Work to be completed:
Present each line of the data below as a row in a Markdown table with the columns "Row" and "Line". Number the rows, skip blank lines, and omit the pictures.

Material to process:
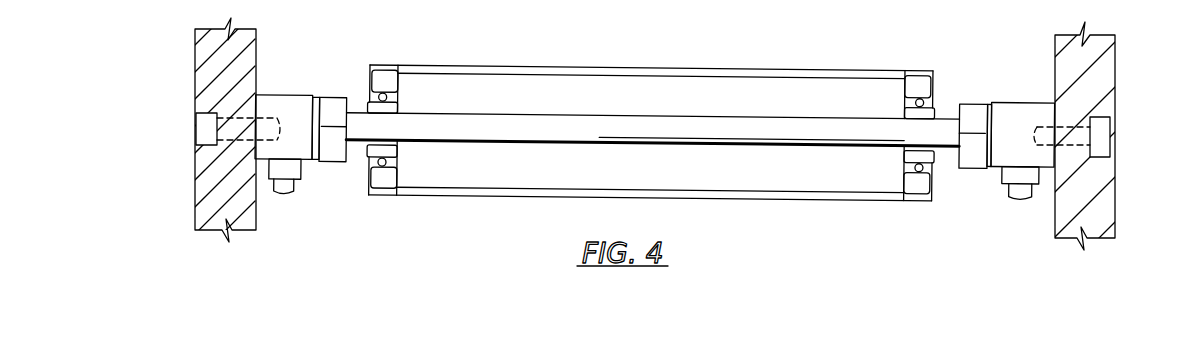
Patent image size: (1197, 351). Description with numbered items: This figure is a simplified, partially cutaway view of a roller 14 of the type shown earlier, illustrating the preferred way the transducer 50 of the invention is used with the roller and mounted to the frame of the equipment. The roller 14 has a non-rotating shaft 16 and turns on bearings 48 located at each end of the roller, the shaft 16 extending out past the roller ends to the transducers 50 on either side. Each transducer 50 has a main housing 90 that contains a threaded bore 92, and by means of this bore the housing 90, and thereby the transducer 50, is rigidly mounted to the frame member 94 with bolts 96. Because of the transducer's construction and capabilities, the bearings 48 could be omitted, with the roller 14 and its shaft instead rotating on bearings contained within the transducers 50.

The roller 14 is at (588, 67).
The shaft 16 is at (833, 140).
The bearings 48 is at (367, 102).
The transducer 50 is at (323, 63).
The main housing 90 is at (283, 95).
The threaded bore 92 is at (277, 137).
The frame member 94 is at (203, 53).
The bolts 96 is at (208, 127).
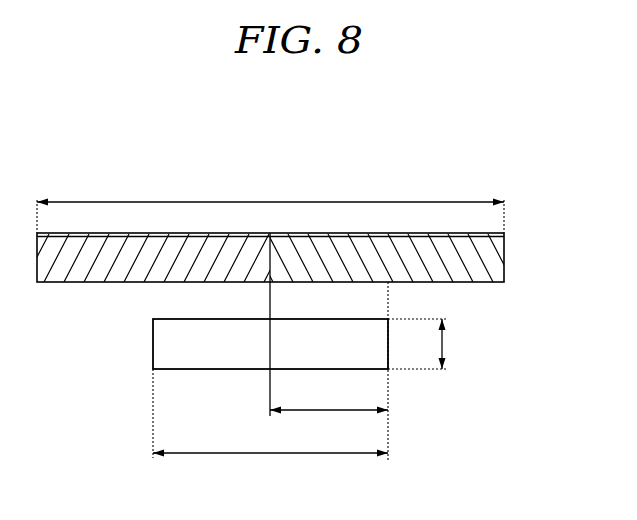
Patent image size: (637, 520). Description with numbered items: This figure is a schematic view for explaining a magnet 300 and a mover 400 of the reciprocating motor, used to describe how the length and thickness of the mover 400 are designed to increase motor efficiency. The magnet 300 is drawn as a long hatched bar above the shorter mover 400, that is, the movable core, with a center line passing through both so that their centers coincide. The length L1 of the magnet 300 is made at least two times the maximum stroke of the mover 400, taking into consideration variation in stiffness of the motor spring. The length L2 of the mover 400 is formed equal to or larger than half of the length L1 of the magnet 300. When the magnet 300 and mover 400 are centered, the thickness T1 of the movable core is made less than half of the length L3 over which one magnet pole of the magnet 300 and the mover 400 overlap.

The magnet 300 is at (504, 253).
The mover 400 is at (162, 343).
The length of the magnet L1 is at (270, 202).
The length of the mover L2 is at (270, 381).
The overlap length of one magnet pole and the mover L3 is at (329, 422).
The thickness of the movable core T1 is at (429, 344).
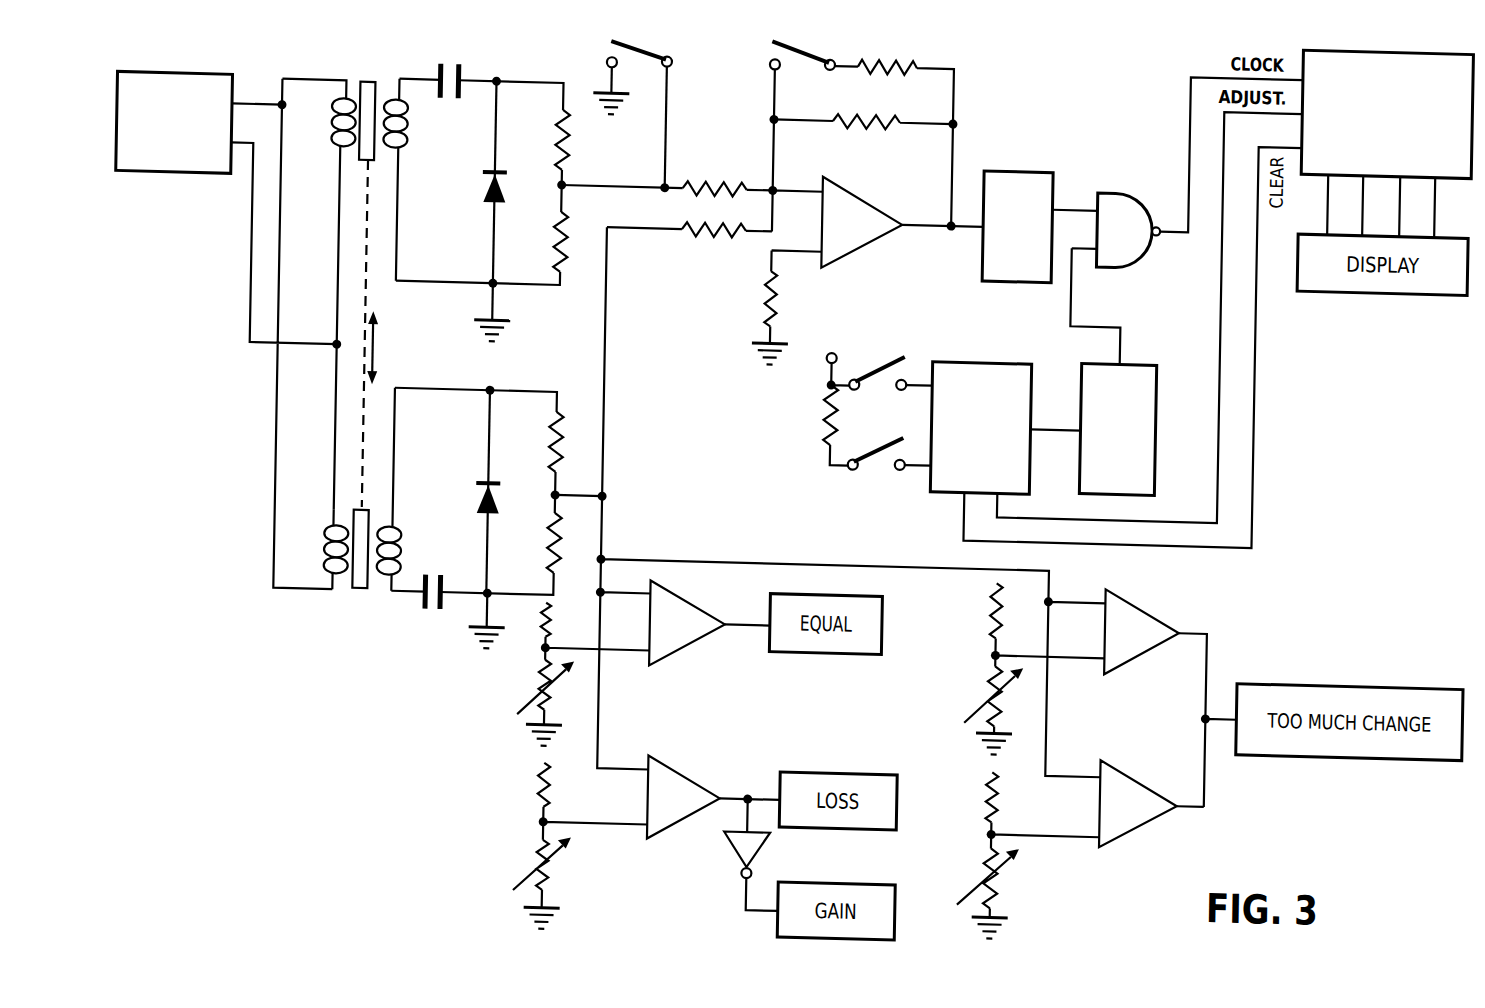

Exercise output:
| Row | Line |
|---|---|
| 1 | Patent image size: (1197, 351). Description with numbered items: This figure is a simplified, partially cutaway view of a roller 14 of the type shown earlier, illustrating the preferred way the transducer 50 of the invention is used with the roller and mounted to the frame of the equipment. The roller 14 has a non-rotating shaft 16 and turns on bearings 48 located at each end of the roller, the shaft 16 extending out past the roller ends to the transducers 50 on either side. Each transducer 50 has a main housing 90 that contains a threaded bore 92, and by means of this bore the housing 90, and thereby the transducer 50, is rigidly mounted to the frame member 94 with bolts 96. Because of the transducer's construction and capabilities, the bearings 48 could be omitted, with the roller 14 and its shaft instead rotating on bearings contained within the transducers 50. |
| 2 | The roller 14 is at (588, 67). |
| 3 | The shaft 16 is at (833, 140). |
| 4 | The bearings 48 is at (367, 102). |
| 5 | The transducer 50 is at (323, 63). |
| 6 | The main housing 90 is at (283, 95). |
| 7 | The threaded bore 92 is at (277, 137). |
| 8 | The frame member 94 is at (203, 53). |
| 9 | The bolts 96 is at (208, 127). |
| 10 | Patent image size: (637, 520). Description with numbered items: This figure is a schematic view for explaining a magnet 300 and a mover 400 of the reciprocating motor, used to describe how the length and thickness of the mover 400 are designed to increase motor efficiency. The magnet 300 is drawn as a long hatched bar above the shorter mover 400, that is, the movable core, with a center line passing through both so that their centers coincide. The length L1 of the magnet 300 is made at least two times the maximum stroke of the mover 400, taking into consideration variation in stiffness of the motor spring. The length L2 of the mover 400 is formed equal to or larger than half of the length L1 of the magnet 300. When the magnet 300 and mover 400 are centered, the thickness T1 of the movable core is made less than half of the length L3 over which one magnet pole of the magnet 300 and the mover 400 overlap. |
| 11 | The magnet 300 is at (504, 253). |
| 12 | The mover 400 is at (162, 343). |
| 13 | The length of the magnet L1 is at (270, 202). |
| 14 | The length of the mover L2 is at (270, 381). |
| 15 | The overlap length of one magnet pole and the mover L3 is at (329, 422). |
| 16 | The thickness of the movable core T1 is at (429, 344). |